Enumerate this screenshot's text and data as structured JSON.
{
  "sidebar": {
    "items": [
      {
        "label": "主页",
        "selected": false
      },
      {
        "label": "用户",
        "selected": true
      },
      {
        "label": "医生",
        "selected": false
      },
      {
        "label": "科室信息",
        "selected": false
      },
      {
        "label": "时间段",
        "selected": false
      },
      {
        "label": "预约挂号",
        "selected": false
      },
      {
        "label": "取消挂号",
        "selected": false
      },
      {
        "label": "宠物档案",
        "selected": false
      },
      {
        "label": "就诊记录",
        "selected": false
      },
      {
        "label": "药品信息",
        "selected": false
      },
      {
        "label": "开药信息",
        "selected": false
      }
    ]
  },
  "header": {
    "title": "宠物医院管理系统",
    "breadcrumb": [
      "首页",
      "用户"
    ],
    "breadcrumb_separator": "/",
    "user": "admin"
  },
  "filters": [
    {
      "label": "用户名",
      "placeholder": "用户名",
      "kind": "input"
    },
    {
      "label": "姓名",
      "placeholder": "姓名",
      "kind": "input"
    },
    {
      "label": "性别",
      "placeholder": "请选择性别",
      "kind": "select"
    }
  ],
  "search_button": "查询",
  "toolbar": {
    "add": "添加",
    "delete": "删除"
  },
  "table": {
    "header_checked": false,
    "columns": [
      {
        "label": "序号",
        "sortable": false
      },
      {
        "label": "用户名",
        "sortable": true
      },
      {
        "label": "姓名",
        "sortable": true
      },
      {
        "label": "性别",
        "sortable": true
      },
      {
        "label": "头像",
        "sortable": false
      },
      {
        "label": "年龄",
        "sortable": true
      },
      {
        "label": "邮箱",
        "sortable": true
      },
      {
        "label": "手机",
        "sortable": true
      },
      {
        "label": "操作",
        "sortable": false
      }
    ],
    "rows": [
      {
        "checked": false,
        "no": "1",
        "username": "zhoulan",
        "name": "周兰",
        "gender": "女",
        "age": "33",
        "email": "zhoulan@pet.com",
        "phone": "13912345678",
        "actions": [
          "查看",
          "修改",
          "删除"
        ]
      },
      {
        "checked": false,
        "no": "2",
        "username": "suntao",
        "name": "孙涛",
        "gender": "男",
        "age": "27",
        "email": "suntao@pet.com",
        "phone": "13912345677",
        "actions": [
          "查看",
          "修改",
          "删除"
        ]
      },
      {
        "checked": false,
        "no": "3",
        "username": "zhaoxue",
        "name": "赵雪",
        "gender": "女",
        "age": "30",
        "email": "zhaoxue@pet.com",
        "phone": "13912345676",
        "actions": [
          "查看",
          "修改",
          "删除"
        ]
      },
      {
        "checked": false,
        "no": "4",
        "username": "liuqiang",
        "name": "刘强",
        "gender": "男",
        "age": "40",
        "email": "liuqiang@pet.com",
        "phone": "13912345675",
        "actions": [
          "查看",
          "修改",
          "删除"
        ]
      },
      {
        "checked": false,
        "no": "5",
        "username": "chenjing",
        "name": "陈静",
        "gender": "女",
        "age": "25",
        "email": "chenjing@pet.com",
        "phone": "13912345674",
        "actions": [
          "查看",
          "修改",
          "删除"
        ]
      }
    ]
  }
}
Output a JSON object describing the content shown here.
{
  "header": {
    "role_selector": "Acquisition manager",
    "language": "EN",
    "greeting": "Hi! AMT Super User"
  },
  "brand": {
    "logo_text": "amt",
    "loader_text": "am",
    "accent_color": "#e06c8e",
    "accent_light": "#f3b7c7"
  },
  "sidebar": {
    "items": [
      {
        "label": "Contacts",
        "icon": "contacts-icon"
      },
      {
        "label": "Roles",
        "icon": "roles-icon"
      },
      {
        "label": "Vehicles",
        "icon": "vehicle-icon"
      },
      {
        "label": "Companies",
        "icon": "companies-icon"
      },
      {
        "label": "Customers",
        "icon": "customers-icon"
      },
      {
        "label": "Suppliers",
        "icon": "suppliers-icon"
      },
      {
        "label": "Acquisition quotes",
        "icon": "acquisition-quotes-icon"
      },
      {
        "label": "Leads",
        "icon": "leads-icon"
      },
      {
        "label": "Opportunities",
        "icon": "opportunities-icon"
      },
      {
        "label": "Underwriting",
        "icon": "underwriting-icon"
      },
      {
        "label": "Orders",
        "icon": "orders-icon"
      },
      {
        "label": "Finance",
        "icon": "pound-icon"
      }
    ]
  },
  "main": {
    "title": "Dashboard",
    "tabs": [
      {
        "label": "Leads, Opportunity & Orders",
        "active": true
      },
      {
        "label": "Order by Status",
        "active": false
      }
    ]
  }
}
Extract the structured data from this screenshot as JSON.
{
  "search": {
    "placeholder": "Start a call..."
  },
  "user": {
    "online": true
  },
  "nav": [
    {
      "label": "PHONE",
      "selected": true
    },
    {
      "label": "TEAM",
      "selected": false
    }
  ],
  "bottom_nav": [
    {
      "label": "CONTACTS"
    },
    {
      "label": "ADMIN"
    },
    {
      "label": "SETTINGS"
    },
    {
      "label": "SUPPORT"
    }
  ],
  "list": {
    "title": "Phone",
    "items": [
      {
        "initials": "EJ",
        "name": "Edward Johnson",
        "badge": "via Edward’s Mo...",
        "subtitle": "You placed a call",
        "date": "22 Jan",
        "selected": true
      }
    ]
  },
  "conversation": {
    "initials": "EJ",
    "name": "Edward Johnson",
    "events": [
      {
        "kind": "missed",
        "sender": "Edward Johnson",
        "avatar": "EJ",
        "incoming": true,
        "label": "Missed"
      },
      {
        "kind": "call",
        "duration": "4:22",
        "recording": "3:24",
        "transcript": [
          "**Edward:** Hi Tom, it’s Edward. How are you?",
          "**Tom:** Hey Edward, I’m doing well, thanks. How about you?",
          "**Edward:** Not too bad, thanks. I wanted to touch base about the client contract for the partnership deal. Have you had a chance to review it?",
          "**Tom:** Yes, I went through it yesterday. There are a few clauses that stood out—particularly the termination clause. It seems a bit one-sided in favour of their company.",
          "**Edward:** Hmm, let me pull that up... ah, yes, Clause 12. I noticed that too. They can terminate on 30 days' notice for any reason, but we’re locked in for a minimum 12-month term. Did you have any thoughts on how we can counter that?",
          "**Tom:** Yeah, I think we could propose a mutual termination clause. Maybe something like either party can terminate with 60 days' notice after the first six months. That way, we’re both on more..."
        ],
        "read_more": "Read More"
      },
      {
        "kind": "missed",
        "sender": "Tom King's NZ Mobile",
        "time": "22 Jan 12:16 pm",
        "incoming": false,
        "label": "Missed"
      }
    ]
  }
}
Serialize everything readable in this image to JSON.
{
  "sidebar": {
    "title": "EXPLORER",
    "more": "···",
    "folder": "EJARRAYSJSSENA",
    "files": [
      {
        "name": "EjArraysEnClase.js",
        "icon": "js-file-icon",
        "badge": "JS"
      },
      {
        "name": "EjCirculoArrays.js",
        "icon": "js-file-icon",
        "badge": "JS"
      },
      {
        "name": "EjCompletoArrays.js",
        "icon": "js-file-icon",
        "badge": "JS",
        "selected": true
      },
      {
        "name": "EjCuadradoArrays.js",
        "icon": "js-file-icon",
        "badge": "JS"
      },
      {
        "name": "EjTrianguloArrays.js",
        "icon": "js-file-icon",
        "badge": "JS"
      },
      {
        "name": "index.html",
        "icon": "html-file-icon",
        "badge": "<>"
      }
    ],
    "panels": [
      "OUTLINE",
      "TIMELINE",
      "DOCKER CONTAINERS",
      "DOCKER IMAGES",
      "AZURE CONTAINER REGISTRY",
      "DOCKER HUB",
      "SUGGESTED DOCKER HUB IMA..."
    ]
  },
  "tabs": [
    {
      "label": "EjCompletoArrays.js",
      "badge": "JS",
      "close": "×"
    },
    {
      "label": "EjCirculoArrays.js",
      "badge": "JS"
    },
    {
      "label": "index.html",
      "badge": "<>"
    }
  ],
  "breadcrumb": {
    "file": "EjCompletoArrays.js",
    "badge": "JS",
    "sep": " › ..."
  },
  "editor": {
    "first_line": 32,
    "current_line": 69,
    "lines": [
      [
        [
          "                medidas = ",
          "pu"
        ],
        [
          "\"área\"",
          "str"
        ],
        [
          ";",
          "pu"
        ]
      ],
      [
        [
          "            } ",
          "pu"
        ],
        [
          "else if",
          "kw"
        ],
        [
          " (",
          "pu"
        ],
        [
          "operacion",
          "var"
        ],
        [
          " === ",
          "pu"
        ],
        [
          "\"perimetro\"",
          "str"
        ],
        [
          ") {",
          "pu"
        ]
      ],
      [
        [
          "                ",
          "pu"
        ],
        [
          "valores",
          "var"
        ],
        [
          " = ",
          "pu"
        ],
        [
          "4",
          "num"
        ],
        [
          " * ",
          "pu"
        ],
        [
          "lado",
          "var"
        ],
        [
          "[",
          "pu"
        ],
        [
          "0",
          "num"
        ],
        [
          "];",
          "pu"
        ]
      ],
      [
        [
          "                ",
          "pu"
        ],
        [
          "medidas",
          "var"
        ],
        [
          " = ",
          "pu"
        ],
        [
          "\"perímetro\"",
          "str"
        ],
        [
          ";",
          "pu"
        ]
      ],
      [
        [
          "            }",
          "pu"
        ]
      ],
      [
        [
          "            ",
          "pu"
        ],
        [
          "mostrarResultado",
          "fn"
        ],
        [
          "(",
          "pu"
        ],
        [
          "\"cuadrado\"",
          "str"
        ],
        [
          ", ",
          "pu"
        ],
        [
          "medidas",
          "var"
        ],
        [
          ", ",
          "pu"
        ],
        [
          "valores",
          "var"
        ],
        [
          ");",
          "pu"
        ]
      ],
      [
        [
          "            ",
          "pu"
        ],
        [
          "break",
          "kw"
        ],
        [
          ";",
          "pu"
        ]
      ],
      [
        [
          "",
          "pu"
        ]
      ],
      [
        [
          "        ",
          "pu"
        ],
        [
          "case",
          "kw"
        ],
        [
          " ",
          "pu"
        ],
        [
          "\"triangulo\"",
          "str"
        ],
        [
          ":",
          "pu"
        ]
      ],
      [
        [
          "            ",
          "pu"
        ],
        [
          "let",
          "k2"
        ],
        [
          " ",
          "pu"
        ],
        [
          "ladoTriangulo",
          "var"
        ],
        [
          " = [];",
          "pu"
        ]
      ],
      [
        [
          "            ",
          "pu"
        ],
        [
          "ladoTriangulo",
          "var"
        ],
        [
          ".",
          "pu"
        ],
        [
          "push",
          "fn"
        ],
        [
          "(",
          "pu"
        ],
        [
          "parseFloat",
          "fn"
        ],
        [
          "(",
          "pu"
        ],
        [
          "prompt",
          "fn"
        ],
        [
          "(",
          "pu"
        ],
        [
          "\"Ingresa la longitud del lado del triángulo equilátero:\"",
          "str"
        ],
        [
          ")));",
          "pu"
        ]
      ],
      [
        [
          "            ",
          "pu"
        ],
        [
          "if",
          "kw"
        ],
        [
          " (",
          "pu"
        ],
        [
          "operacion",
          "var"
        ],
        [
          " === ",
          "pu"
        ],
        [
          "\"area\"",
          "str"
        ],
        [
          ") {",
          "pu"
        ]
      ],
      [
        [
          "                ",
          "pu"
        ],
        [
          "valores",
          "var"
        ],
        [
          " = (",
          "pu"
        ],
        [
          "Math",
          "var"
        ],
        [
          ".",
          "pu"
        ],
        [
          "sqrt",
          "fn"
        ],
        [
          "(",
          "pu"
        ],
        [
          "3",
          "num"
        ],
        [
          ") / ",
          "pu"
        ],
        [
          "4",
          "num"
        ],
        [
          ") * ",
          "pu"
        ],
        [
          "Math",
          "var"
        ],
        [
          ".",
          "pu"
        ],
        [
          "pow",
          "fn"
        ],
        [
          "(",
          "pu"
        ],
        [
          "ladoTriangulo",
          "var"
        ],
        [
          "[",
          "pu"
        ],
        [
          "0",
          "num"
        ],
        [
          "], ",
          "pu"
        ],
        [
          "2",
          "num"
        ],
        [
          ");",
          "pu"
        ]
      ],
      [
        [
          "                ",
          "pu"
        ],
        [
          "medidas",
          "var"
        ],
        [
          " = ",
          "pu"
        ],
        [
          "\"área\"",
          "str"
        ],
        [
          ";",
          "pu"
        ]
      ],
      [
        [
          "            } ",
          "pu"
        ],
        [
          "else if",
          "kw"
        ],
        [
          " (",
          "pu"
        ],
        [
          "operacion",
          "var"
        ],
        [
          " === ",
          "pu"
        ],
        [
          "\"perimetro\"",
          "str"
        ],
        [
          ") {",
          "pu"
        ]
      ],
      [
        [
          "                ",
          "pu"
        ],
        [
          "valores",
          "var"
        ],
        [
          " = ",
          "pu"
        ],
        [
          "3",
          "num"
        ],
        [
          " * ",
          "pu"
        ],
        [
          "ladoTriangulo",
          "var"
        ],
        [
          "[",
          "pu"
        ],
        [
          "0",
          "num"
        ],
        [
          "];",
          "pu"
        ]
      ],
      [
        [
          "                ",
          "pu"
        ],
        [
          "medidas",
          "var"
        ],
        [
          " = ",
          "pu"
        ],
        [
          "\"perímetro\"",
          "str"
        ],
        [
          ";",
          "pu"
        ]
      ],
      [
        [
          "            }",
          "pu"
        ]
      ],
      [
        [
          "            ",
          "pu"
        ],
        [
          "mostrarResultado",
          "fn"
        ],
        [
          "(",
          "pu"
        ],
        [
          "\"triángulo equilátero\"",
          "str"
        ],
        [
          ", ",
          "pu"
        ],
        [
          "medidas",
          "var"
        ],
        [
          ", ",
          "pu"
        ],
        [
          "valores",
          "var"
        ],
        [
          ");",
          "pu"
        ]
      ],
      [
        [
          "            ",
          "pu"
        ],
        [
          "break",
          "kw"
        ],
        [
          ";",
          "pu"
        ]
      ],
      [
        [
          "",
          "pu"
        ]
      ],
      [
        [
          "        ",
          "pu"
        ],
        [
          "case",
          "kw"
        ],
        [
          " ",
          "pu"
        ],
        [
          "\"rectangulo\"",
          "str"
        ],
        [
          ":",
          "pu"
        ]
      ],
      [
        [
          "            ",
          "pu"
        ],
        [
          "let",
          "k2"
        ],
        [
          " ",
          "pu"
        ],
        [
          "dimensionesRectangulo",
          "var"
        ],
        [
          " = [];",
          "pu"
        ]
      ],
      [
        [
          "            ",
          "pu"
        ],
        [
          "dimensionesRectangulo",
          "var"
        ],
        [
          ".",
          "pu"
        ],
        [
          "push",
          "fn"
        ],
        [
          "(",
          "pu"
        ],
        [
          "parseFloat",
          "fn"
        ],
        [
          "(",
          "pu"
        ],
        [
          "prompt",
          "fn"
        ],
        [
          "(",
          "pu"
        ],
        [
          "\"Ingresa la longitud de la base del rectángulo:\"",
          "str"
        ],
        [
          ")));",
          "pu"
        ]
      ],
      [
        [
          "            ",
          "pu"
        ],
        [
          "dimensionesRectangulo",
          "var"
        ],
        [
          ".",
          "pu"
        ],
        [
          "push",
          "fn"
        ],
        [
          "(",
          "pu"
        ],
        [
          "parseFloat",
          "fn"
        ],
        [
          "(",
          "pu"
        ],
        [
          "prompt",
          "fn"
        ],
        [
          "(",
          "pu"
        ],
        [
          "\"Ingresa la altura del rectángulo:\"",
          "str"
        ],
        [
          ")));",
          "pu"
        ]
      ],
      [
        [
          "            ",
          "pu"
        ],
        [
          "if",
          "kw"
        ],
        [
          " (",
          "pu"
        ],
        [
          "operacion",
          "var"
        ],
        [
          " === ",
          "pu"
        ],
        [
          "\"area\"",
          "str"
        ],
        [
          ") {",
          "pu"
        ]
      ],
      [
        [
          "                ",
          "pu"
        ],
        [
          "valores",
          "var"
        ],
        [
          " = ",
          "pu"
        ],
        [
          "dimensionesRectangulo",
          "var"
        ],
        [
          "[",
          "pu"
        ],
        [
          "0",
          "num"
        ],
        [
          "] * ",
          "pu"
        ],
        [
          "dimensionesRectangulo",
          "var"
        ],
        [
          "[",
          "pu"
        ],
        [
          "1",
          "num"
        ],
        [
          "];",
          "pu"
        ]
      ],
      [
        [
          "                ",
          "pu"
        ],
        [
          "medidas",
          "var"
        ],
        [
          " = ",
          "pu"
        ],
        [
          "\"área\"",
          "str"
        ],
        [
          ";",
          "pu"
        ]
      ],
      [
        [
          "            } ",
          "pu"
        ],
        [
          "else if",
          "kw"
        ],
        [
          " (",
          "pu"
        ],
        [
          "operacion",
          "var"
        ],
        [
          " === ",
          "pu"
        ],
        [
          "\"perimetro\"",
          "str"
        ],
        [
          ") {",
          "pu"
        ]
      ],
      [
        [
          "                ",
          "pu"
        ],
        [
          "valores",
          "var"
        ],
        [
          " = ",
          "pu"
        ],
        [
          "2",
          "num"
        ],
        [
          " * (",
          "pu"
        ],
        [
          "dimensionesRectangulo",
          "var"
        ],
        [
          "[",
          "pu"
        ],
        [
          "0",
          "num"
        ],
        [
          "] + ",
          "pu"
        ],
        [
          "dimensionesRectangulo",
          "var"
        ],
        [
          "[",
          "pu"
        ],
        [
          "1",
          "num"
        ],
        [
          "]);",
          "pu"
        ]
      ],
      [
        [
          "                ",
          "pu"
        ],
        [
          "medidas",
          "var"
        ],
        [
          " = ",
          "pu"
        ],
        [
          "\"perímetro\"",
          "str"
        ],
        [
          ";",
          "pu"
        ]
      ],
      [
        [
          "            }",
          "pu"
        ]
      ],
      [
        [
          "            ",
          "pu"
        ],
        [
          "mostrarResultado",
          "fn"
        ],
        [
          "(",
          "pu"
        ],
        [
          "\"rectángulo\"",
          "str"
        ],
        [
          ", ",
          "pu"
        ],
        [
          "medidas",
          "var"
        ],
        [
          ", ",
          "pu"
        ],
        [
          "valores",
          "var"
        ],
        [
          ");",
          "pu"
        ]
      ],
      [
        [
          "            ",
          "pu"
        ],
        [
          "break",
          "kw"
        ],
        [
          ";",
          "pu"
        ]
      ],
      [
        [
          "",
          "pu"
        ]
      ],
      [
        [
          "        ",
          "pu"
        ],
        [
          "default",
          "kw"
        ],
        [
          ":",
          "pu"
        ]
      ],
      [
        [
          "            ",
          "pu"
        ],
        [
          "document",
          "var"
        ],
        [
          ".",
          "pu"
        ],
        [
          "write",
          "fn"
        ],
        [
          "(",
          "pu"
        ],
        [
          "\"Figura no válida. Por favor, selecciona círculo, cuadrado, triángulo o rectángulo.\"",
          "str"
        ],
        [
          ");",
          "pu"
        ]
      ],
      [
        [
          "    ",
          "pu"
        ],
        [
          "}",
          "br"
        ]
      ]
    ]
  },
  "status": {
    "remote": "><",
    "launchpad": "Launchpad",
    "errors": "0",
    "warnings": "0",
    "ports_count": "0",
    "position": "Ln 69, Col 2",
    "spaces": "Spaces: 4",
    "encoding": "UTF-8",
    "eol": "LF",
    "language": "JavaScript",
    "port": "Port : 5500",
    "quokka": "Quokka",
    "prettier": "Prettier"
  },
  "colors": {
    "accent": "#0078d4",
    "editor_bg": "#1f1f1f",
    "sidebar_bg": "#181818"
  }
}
== == ==
• _PROBLEM TO SOLVE_
Consider the entries above and return each line with the string "EjCirculoArrays".

• _SOLUTION TO THE EXERCISE_
        "name": "EjCirculoArrays.js",
      "label": "EjCirculoArrays.js",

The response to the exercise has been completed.